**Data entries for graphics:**
= = = = = = =

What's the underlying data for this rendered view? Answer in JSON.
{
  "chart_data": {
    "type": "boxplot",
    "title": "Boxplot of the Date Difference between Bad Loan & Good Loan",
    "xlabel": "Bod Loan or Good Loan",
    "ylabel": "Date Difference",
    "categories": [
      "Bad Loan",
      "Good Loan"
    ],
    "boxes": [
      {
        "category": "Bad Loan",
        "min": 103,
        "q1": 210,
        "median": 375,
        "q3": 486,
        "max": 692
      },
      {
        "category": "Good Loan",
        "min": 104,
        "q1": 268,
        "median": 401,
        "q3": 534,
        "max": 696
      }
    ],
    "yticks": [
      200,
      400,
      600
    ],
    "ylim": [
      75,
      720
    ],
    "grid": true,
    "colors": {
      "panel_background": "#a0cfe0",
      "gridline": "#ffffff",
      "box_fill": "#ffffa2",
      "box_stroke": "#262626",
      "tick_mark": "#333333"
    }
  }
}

= = = = = = =

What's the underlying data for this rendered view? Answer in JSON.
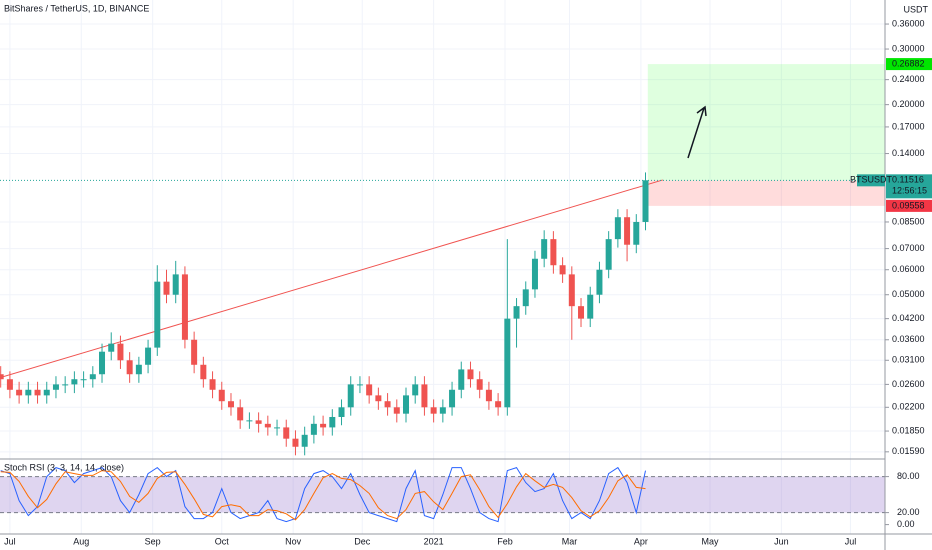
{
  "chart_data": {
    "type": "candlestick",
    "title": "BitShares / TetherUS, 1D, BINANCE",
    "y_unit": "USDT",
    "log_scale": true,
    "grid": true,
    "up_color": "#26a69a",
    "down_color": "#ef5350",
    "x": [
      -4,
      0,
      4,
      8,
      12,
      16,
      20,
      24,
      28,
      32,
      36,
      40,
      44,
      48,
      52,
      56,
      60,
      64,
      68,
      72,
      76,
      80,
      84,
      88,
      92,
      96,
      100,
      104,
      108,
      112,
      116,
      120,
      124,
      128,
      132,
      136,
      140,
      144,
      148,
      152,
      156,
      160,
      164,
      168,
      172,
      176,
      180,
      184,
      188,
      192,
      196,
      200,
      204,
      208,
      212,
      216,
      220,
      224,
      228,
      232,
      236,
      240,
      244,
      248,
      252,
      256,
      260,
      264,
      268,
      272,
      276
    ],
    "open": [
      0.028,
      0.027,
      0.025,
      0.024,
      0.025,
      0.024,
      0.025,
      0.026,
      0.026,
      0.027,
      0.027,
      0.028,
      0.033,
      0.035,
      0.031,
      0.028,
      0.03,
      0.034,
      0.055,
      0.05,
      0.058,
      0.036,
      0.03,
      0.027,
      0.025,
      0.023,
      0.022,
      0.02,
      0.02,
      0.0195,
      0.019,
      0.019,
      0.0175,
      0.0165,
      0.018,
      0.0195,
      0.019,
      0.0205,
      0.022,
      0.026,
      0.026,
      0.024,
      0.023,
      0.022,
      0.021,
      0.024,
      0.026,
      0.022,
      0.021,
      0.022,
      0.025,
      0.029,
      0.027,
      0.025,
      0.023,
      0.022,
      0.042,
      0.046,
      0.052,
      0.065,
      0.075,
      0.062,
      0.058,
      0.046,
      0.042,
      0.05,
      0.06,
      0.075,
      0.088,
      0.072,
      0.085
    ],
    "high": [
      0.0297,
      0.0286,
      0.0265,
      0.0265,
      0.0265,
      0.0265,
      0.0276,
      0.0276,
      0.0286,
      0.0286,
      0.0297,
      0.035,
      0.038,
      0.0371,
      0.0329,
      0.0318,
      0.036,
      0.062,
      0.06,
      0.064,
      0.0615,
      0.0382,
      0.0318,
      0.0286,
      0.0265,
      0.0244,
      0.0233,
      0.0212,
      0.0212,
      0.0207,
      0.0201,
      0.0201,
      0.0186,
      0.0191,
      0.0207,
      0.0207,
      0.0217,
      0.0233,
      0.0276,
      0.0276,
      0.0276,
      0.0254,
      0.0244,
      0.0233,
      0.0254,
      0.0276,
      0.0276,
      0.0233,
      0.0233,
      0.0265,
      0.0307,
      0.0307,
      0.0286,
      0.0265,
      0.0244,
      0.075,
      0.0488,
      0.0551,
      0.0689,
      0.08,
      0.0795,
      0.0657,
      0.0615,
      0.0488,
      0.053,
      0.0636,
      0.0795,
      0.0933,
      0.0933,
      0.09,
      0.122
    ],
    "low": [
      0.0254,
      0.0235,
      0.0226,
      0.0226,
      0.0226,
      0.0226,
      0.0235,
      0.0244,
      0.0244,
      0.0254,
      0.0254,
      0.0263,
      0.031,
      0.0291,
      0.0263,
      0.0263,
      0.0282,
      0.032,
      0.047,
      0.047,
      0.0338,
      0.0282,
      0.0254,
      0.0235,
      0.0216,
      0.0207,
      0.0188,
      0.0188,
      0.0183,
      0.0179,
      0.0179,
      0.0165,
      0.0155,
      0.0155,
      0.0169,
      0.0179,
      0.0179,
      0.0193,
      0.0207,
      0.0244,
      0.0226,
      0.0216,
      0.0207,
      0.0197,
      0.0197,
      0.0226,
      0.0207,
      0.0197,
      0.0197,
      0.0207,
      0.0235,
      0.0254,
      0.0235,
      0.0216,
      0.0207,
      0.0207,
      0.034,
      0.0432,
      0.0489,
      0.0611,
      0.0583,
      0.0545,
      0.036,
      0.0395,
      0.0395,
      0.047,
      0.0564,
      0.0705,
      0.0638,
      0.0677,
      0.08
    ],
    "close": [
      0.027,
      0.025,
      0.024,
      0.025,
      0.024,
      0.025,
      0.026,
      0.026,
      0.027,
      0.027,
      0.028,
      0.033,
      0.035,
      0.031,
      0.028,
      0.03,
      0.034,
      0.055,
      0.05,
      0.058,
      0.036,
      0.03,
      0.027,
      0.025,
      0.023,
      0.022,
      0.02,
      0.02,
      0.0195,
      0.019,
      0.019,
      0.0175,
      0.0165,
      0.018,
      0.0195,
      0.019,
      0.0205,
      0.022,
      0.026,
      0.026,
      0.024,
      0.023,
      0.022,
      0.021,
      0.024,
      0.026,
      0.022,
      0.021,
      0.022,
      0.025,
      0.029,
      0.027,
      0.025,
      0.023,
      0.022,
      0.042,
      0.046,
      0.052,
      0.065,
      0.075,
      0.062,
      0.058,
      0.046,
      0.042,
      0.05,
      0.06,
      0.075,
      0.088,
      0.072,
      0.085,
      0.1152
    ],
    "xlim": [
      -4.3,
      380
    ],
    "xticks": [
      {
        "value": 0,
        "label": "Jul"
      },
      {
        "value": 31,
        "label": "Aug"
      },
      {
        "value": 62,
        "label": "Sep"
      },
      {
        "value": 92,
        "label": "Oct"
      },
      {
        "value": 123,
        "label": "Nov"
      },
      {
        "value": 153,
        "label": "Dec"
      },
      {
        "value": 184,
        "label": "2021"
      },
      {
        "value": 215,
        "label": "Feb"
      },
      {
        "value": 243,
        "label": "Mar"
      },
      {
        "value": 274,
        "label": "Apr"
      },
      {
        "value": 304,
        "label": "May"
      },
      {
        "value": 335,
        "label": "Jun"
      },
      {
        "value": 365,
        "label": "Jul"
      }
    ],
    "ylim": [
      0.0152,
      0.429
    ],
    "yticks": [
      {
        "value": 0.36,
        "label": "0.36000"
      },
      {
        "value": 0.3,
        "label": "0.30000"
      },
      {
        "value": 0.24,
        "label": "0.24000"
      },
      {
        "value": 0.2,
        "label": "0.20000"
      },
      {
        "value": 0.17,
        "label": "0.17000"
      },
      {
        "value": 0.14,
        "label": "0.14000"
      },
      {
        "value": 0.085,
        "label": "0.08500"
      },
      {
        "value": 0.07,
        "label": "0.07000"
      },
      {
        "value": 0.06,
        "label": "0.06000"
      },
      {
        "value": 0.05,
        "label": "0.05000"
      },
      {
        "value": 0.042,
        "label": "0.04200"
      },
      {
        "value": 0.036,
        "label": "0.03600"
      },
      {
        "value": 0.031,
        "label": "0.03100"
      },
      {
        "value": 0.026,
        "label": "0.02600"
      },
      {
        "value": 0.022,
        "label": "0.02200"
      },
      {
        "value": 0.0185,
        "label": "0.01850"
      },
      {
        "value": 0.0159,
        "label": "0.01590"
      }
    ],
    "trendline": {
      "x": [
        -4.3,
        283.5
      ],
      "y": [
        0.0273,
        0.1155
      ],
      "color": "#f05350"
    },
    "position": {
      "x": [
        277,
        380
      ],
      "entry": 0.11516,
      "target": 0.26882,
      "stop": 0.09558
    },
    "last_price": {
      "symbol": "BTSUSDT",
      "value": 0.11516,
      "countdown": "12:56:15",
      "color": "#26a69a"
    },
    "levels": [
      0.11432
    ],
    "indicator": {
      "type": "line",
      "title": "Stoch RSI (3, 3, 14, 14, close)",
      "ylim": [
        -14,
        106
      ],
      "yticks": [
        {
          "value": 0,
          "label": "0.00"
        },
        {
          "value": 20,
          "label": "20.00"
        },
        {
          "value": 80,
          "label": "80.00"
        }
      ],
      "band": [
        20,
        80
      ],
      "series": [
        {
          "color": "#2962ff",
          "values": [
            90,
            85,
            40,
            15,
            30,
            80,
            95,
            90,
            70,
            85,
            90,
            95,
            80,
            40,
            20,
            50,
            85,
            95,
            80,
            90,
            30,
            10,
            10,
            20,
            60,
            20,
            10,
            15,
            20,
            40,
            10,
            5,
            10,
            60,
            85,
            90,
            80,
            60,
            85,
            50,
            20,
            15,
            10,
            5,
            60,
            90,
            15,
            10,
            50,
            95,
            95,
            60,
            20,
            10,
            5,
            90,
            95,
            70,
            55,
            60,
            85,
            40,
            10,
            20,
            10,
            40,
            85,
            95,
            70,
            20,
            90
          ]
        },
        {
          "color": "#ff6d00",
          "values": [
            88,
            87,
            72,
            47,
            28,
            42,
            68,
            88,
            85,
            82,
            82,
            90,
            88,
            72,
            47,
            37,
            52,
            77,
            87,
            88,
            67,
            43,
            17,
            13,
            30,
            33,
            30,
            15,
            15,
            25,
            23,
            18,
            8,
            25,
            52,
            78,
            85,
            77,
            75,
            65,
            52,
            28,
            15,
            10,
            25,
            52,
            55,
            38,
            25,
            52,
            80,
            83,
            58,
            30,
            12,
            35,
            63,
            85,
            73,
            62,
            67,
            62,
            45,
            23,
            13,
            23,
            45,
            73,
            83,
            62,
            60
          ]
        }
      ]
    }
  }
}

= = = = = = =

**Required work:**
Locate the lines above that contain "Date" and copy them.

**Task solution:**
    "title": "Boxplot of the Date Difference between Bad Loan & Good Loan",
    "ylabel": "Date Difference",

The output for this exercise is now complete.